• **The problem**
Give all of the lines again exactly as they read.

• **Supplied entries**
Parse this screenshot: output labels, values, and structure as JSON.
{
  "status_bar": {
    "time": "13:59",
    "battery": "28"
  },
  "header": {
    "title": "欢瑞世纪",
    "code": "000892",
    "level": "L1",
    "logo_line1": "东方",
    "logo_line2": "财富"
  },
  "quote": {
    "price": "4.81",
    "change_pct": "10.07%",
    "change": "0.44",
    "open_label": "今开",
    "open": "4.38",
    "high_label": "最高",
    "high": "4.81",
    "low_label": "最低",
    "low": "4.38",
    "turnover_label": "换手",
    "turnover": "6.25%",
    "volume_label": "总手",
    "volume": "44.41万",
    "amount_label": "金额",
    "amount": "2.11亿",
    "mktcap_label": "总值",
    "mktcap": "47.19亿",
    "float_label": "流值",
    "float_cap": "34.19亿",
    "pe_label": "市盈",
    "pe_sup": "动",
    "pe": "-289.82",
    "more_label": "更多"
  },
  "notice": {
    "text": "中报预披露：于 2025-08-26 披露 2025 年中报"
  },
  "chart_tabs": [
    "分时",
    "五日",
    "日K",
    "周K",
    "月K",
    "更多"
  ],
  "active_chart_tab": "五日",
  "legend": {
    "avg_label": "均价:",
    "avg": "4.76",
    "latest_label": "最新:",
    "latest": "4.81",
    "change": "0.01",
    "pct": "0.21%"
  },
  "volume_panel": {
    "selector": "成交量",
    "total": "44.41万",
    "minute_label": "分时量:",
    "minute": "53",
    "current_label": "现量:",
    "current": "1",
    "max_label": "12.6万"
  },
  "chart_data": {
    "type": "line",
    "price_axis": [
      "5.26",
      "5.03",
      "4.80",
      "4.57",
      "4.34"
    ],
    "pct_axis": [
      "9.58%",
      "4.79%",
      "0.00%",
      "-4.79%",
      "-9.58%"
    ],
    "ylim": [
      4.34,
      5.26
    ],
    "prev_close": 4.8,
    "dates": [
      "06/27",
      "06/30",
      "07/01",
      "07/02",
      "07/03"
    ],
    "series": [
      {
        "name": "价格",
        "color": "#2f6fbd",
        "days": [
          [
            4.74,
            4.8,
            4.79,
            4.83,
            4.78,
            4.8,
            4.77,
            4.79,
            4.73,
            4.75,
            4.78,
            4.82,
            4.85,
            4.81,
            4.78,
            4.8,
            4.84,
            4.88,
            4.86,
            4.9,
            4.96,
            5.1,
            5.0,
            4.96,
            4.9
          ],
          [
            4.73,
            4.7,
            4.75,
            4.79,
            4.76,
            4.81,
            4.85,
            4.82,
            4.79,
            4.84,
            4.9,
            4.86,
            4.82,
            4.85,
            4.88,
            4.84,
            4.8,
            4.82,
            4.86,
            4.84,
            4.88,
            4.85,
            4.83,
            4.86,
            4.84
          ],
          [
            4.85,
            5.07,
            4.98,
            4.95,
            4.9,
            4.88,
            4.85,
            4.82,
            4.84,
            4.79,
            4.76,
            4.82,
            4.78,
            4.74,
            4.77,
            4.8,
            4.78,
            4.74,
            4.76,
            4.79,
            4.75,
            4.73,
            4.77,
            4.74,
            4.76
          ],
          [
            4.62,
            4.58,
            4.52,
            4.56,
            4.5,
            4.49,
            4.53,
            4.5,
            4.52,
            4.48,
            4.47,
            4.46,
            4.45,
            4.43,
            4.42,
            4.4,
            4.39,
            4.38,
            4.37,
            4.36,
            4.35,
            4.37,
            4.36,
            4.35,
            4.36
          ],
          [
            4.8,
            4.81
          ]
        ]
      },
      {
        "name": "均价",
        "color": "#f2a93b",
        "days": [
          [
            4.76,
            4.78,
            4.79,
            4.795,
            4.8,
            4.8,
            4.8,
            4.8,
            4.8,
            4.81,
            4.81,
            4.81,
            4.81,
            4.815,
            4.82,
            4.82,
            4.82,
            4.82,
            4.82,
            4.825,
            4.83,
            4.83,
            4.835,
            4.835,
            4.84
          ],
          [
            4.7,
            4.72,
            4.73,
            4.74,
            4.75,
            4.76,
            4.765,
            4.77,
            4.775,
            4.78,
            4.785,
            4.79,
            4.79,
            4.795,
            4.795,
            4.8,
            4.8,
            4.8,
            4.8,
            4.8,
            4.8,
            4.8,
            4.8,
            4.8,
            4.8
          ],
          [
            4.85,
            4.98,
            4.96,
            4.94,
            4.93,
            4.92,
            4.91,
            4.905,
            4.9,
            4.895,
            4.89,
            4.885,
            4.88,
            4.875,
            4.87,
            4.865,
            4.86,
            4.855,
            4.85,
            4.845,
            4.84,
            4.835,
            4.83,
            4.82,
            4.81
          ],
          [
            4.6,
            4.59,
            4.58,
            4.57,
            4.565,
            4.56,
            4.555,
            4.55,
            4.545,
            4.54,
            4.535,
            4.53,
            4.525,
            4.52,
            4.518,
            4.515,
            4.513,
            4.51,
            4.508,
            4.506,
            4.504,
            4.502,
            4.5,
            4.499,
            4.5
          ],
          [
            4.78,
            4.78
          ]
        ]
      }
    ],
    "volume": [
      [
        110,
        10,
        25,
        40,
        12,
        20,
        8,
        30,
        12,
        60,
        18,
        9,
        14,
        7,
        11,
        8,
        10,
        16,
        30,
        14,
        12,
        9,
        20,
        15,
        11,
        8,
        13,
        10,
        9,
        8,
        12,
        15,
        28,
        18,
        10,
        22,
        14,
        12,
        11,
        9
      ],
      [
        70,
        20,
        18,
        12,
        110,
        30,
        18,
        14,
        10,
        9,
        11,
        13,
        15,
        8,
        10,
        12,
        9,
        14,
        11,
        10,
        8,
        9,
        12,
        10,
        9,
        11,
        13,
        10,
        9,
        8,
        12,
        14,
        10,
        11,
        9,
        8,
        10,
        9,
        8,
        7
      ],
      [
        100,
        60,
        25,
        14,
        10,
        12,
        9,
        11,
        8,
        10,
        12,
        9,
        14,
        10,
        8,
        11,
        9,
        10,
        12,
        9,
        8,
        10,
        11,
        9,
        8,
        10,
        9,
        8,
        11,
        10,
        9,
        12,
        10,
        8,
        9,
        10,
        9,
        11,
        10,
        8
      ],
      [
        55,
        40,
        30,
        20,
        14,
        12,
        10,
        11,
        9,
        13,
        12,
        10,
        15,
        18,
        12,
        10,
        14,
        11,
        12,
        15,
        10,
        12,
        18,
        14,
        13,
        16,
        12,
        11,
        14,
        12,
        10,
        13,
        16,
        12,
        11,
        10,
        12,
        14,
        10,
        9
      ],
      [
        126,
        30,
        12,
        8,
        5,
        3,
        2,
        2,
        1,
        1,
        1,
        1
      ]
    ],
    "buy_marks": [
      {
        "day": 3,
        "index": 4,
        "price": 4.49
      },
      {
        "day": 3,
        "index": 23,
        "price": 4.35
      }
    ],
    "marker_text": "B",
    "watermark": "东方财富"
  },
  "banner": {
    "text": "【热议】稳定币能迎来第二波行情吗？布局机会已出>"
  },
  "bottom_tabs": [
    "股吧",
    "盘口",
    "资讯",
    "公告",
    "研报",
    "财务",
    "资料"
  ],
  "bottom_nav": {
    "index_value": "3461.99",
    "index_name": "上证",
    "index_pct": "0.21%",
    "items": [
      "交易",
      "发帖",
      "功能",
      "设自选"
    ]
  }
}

• **The answer**
Parse this screenshot: output labels, values, and structure as JSON.
{
  "status_bar": {
    "time": "13:59",
    "battery": "28"
  },
  "header": {
    "title": "欢瑞世纪",
    "code": "000892",
    "level": "L1",
    "logo_line1": "东方",
    "logo_line2": "财富"
  },
  "quote": {
    "price": "4.81",
    "change_pct": "10.07%",
    "change": "0.44",
    "open_label": "今开",
    "open": "4.38",
    "high_label": "最高",
    "high": "4.81",
    "low_label": "最低",
    "low": "4.38",
    "turnover_label": "换手",
    "turnover": "6.25%",
    "volume_label": "总手",
    "volume": "44.41万",
    "amount_label": "金额",
    "amount": "2.11亿",
    "mktcap_label": "总值",
    "mktcap": "47.19亿",
    "float_label": "流值",
    "float_cap": "34.19亿",
    "pe_label": "市盈",
    "pe_sup": "动",
    "pe": "-289.82",
    "more_label": "更多"
  },
  "notice": {
    "text": "中报预披露：于 2025-08-26 披露 2025 年中报"
  },
  "chart_tabs": [
    "分时",
    "五日",
    "日K",
    "周K",
    "月K",
    "更多"
  ],
  "active_chart_tab": "五日",
  "legend": {
    "avg_label": "均价:",
    "avg": "4.76",
    "latest_label": "最新:",
    "latest": "4.81",
    "change": "0.01",
    "pct": "0.21%"
  },
  "volume_panel": {
    "selector": "成交量",
    "total": "44.41万",
    "minute_label": "分时量:",
    "minute": "53",
    "current_label": "现量:",
    "current": "1",
    "max_label": "12.6万"
  },
  "chart_data": {
    "type": "line",
    "price_axis": [
      "5.26",
      "5.03",
      "4.80",
      "4.57",
      "4.34"
    ],
    "pct_axis": [
      "9.58%",
      "4.79%",
      "0.00%",
      "-4.79%",
      "-9.58%"
    ],
    "ylim": [
      4.34,
      5.26
    ],
    "prev_close": 4.8,
    "dates": [
      "06/27",
      "06/30",
      "07/01",
      "07/02",
      "07/03"
    ],
    "series": [
      {
        "name": "价格",
        "color": "#2f6fbd",
        "days": [
          [
            4.74,
            4.8,
            4.79,
            4.83,
            4.78,
            4.8,
            4.77,
            4.79,
            4.73,
            4.75,
            4.78,
            4.82,
            4.85,
            4.81,
            4.78,
            4.8,
            4.84,
            4.88,
            4.86,
            4.9,
            4.96,
            5.1,
            5.0,
            4.96,
            4.9
          ],
          [
            4.73,
            4.7,
            4.75,
            4.79,
            4.76,
            4.81,
            4.85,
            4.82,
            4.79,
            4.84,
            4.9,
            4.86,
            4.82,
            4.85,
            4.88,
            4.84,
            4.8,
            4.82,
            4.86,
            4.84,
            4.88,
            4.85,
            4.83,
            4.86,
            4.84
          ],
          [
            4.85,
            5.07,
            4.98,
            4.95,
            4.9,
            4.88,
            4.85,
            4.82,
            4.84,
            4.79,
            4.76,
            4.82,
            4.78,
            4.74,
            4.77,
            4.8,
            4.78,
            4.74,
            4.76,
            4.79,
            4.75,
            4.73,
            4.77,
            4.74,
            4.76
          ],
          [
            4.62,
            4.58,
            4.52,
            4.56,
            4.5,
            4.49,
            4.53,
            4.5,
            4.52,
            4.48,
            4.47,
            4.46,
            4.45,
            4.43,
            4.42,
            4.4,
            4.39,
            4.38,
            4.37,
            4.36,
            4.35,
            4.37,
            4.36,
            4.35,
            4.36
          ],
          [
            4.8,
            4.81
          ]
        ]
      },
      {
        "name": "均价",
        "color": "#f2a93b",
        "days": [
          [
            4.76,
            4.78,
            4.79,
            4.795,
            4.8,
            4.8,
            4.8,
            4.8,
            4.8,
            4.81,
            4.81,
            4.81,
            4.81,
            4.815,
            4.82,
            4.82,
            4.82,
            4.82,
            4.82,
            4.825,
            4.83,
            4.83,
            4.835,
            4.835,
            4.84
          ],
          [
            4.7,
            4.72,
            4.73,
            4.74,
            4.75,
            4.76,
            4.765,
            4.77,
            4.775,
            4.78,
            4.785,
            4.79,
            4.79,
            4.795,
            4.795,
            4.8,
            4.8,
            4.8,
            4.8,
            4.8,
            4.8,
            4.8,
            4.8,
            4.8,
            4.8
          ],
          [
            4.85,
            4.98,
            4.96,
            4.94,
            4.93,
            4.92,
            4.91,
            4.905,
            4.9,
            4.895,
            4.89,
            4.885,
            4.88,
            4.875,
            4.87,
            4.865,
            4.86,
            4.855,
            4.85,
            4.845,
            4.84,
            4.835,
            4.83,
            4.82,
            4.81
          ],
          [
            4.6,
            4.59,
            4.58,
            4.57,
            4.565,
            4.56,
            4.555,
            4.55,
            4.545,
            4.54,
            4.535,
            4.53,
            4.525,
            4.52,
            4.518,
            4.515,
            4.513,
            4.51,
            4.508,
            4.506,
            4.504,
            4.502,
            4.5,
            4.499,
            4.5
          ],
          [
            4.78,
            4.78
          ]
        ]
      }
    ],
    "volume": [
      [
        110,
        10,
        25,
        40,
        12,
        20,
        8,
        30,
        12,
        60,
        18,
        9,
        14,
        7,
        11,
        8,
        10,
        16,
        30,
        14,
        12,
        9,
        20,
        15,
        11,
        8,
        13,
        10,
        9,
        8,
        12,
        15,
        28,
        18,
        10,
        22,
        14,
        12,
        11,
        9
      ],
      [
        70,
        20,
        18,
        12,
        110,
        30,
        18,
        14,
        10,
        9,
        11,
        13,
        15,
        8,
        10,
        12,
        9,
        14,
        11,
        10,
        8,
        9,
        12,
        10,
        9,
        11,
        13,
        10,
        9,
        8,
        12,
        14,
        10,
        11,
        9,
        8,
        10,
        9,
        8,
        7
      ],
      [
        100,
        60,
        25,
        14,
        10,
        12,
        9,
        11,
        8,
        10,
        12,
        9,
        14,
        10,
        8,
        11,
        9,
        10,
        12,
        9,
        8,
        10,
        11,
        9,
        8,
        10,
        9,
        8,
        11,
        10,
        9,
        12,
        10,
        8,
        9,
        10,
        9,
        11,
        10,
        8
      ],
      [
        55,
        40,
        30,
        20,
        14,
        12,
        10,
        11,
        9,
        13,
        12,
        10,
        15,
        18,
        12,
        10,
        14,
        11,
        12,
        15,
        10,
        12,
        18,
        14,
        13,
        16,
        12,
        11,
        14,
        12,
        10,
        13,
        16,
        12,
        11,
        10,
        12,
        14,
        10,
        9
      ],
      [
        126,
        30,
        12,
        8,
        5,
        3,
        2,
        2,
        1,
        1,
        1,
        1
      ]
    ],
    "buy_marks": [
      {
        "day": 3,
        "index": 4,
        "price": 4.49
      },
      {
        "day": 3,
        "index": 23,
        "price": 4.35
      }
    ],
    "marker_text": "B",
    "watermark": "东方财富"
  },
  "banner": {
    "text": "【热议】稳定币能迎来第二波行情吗？布局机会已出>"
  },
  "bottom_tabs": [
    "股吧",
    "盘口",
    "资讯",
    "公告",
    "研报",
    "财务",
    "资料"
  ],
  "bottom_nav": {
    "index_value": "3461.99",
    "index_name": "上证",
    "index_pct": "0.21%",
    "items": [
      "交易",
      "发帖",
      "功能",
      "设自选"
    ]
  }
}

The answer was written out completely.